--- GIVEN TEXT ---
The Daycare System is Failing and Here’s Why

The Fifth by S. Angell
10 min readJun 30, 2023
Photo by Karolina Grabowska

I’ve only been an Early Childhood Educator for a short time, but I’ve always been a discerning observer and analyzer. Before I pursued what I thought was a career in education, I worked in hospitality and private residential housekeeping; job roles that might seem trivial to some, but to me, they were a meditative practice in self-discipline, time management, and problem-solving. I have also worked in the technology sector, operated a cleaning business, assisted instructors at a sewing shop, and sold handmade goods at local artisan markets. I look at every job I’ve had as an opportunity to learn and grow. No time I’ve spent at any single job has been wasted. They are all valuable experiences I can draw from and my gained skillsets complement the various roles I embody in my life. Changing jobs is a natural process for me. I enjoy learning new things and I embrace unique opportunities. It was no surprise that at 39, I decided to embark on a career in early childhood education.

I was working in a sewing shop that offered basic to advanced sewing workshops for adults and after-school programs for children ages eight to thirteen when I realized I loved teaching. I also assisted with craft-related birthday party celebrations for children as young as five. The teaching process felt natural to me. But the thought of going back to school at nearly forty years old was daunting. I couldn’t fathom taking a four-year bachelor’s degree and two years of teacher’s college at that point. It just wasn’t going to happen, both practically and financially, so I took an online course in early childhood education while I worked part-time at the sewing shop.

It was the end of 2019 by the time I completed my program. Covid was lurking on the sidelines, and I was about to enter an evolving industry high in demand yet falling apart at the seams. Like anyone starting a new career, I had big plans, which included opening a preschool equipped with my very own philosophy and curriculum. Let’s just say, things haven’t worked out as planned. More on this later.

Despite my enthusiasm for spending my days with children under five, daycare is a foreign world to my experience growing up. I was raised by a stay-at-home mom. I began attending school when I was five. I had an idyllic childhood where I was free to roam my neighborhood and spend most of my time exploring outdoors. Although my mom had rules, I did not have a structured day other than bedtime and mealtimes. In fact, I rarely ventured outside of my cul-de-sac neighborhood full of stay-at-home kids. Spending my time in a vehicle meant a short trip to the grocery store once per week or less or a family summer trip to see my grandparents, unlike the average child today who is in a family vehicle multiple times per day. My school was also right behind my family home, so my sister walked me to school until I was old enough to do so myself. That was also the 1980s and the only kids I knew in daycare were the handful of children that had moms that worked full-time.
--- RECORD EXCERPTS ---
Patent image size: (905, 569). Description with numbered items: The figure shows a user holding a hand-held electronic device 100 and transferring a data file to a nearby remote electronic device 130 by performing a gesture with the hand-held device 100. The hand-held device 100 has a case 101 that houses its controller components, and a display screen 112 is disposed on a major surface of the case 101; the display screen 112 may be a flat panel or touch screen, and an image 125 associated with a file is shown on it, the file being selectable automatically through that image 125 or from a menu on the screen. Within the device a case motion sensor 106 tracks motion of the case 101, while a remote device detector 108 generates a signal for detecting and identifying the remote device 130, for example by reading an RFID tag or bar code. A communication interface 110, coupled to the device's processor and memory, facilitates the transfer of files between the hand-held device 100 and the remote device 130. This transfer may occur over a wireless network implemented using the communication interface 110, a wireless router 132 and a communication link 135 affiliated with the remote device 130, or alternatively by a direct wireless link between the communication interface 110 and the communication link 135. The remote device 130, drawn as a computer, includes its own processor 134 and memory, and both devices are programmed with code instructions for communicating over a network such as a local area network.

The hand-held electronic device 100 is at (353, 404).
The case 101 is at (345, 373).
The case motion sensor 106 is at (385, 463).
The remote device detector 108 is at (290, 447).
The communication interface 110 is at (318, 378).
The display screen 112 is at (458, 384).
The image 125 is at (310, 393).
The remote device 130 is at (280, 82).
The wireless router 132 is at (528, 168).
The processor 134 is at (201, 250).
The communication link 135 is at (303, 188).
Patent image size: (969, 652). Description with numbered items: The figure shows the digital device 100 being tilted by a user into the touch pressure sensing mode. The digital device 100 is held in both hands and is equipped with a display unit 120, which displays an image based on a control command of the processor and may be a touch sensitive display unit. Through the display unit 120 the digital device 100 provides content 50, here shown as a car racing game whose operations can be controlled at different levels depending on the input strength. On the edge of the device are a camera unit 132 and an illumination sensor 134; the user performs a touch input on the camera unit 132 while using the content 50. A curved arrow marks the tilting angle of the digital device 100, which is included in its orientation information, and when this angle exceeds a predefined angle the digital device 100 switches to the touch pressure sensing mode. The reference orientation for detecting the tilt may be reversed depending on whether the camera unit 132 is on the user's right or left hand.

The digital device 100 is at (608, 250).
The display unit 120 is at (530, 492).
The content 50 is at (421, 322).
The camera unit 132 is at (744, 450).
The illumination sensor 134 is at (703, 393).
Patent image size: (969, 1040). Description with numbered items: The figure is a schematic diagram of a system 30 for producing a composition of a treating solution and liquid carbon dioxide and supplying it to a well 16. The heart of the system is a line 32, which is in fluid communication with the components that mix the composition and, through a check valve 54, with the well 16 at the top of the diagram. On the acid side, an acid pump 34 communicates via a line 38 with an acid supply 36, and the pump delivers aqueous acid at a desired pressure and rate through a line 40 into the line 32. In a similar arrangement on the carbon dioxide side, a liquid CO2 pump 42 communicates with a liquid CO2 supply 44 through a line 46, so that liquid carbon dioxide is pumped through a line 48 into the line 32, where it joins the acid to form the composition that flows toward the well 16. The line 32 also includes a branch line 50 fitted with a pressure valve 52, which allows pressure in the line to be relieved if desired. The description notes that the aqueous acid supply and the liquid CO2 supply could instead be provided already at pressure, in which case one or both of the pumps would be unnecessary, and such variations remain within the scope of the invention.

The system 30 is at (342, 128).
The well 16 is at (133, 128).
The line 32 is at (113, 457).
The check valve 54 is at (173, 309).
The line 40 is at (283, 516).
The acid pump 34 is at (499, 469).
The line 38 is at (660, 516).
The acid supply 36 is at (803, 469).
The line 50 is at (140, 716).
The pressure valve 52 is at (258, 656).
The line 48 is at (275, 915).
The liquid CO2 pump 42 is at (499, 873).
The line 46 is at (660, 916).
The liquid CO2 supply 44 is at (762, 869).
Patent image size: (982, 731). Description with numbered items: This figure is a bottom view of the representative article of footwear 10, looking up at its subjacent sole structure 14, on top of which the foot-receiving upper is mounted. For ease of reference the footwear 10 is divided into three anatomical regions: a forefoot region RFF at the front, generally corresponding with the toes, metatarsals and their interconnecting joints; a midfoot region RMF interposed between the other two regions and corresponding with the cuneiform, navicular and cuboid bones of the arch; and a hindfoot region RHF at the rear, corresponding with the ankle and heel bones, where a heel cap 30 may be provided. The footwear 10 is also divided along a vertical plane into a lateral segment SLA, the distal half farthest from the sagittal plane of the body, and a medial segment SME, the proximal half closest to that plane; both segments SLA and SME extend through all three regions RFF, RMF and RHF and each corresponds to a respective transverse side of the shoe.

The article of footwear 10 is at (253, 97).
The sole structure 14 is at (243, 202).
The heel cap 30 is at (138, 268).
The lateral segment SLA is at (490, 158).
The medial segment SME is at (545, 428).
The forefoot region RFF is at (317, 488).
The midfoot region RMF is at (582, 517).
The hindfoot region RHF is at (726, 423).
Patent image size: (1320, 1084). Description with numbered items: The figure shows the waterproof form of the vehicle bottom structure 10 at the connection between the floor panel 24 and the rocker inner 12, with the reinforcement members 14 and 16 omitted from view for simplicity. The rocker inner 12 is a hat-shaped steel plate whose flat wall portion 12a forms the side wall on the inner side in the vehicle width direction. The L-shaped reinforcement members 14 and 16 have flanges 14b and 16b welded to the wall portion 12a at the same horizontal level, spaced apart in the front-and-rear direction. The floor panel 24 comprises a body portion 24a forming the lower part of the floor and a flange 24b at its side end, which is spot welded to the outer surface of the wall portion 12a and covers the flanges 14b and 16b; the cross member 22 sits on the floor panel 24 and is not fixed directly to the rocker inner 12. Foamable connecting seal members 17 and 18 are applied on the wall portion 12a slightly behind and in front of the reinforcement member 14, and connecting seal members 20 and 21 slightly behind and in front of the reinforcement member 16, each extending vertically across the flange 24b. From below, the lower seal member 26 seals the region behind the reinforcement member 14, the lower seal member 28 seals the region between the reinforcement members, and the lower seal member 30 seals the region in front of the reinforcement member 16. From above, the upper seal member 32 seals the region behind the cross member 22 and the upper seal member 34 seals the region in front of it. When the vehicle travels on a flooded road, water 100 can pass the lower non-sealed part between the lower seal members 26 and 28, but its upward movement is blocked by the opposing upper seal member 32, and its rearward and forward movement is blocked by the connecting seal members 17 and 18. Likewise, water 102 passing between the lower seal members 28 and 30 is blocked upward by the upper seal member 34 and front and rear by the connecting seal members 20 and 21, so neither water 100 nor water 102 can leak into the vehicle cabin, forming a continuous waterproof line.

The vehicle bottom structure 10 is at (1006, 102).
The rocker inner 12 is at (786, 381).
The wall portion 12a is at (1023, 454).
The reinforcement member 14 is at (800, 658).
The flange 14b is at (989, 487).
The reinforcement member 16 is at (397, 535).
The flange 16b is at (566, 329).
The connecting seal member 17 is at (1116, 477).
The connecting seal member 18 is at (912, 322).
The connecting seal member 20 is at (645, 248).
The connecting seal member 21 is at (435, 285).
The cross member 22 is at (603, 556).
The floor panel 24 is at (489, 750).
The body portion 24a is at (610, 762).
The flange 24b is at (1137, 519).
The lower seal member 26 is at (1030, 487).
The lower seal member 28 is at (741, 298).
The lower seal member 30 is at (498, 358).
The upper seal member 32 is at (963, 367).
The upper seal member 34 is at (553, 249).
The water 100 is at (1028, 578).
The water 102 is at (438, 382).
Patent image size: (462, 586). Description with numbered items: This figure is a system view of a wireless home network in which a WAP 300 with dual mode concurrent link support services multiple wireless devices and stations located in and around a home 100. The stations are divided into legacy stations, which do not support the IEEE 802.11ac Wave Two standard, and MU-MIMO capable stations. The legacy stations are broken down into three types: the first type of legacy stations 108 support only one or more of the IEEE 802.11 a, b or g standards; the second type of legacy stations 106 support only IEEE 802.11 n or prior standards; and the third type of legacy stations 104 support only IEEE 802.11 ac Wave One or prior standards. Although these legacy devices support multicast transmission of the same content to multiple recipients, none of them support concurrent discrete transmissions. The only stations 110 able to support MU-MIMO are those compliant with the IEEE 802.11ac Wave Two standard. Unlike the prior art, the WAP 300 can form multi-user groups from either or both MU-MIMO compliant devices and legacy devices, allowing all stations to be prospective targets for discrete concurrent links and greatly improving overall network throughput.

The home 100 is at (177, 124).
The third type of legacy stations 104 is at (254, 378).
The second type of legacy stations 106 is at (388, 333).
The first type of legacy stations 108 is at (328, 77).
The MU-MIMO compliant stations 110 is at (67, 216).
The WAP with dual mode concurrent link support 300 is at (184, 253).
---
Copy word for word the passage of the daycare article that opens with the words containing "It was the end" and closes with "on this later.". You can leave the records aside, since nothing here depends on them.

*TASK SOLUTION:*
It was the end of 2019 by the time I completed my program. Covid was lurking on the sidelines, and I was about to enter an evolving industry high in demand yet falling apart at the seams. Like anyone starting a new career, I had big plans, which included opening a preschool equipped with my very own philosophy and curriculum. Let’s just say, things haven’t worked out as planned. More on this later.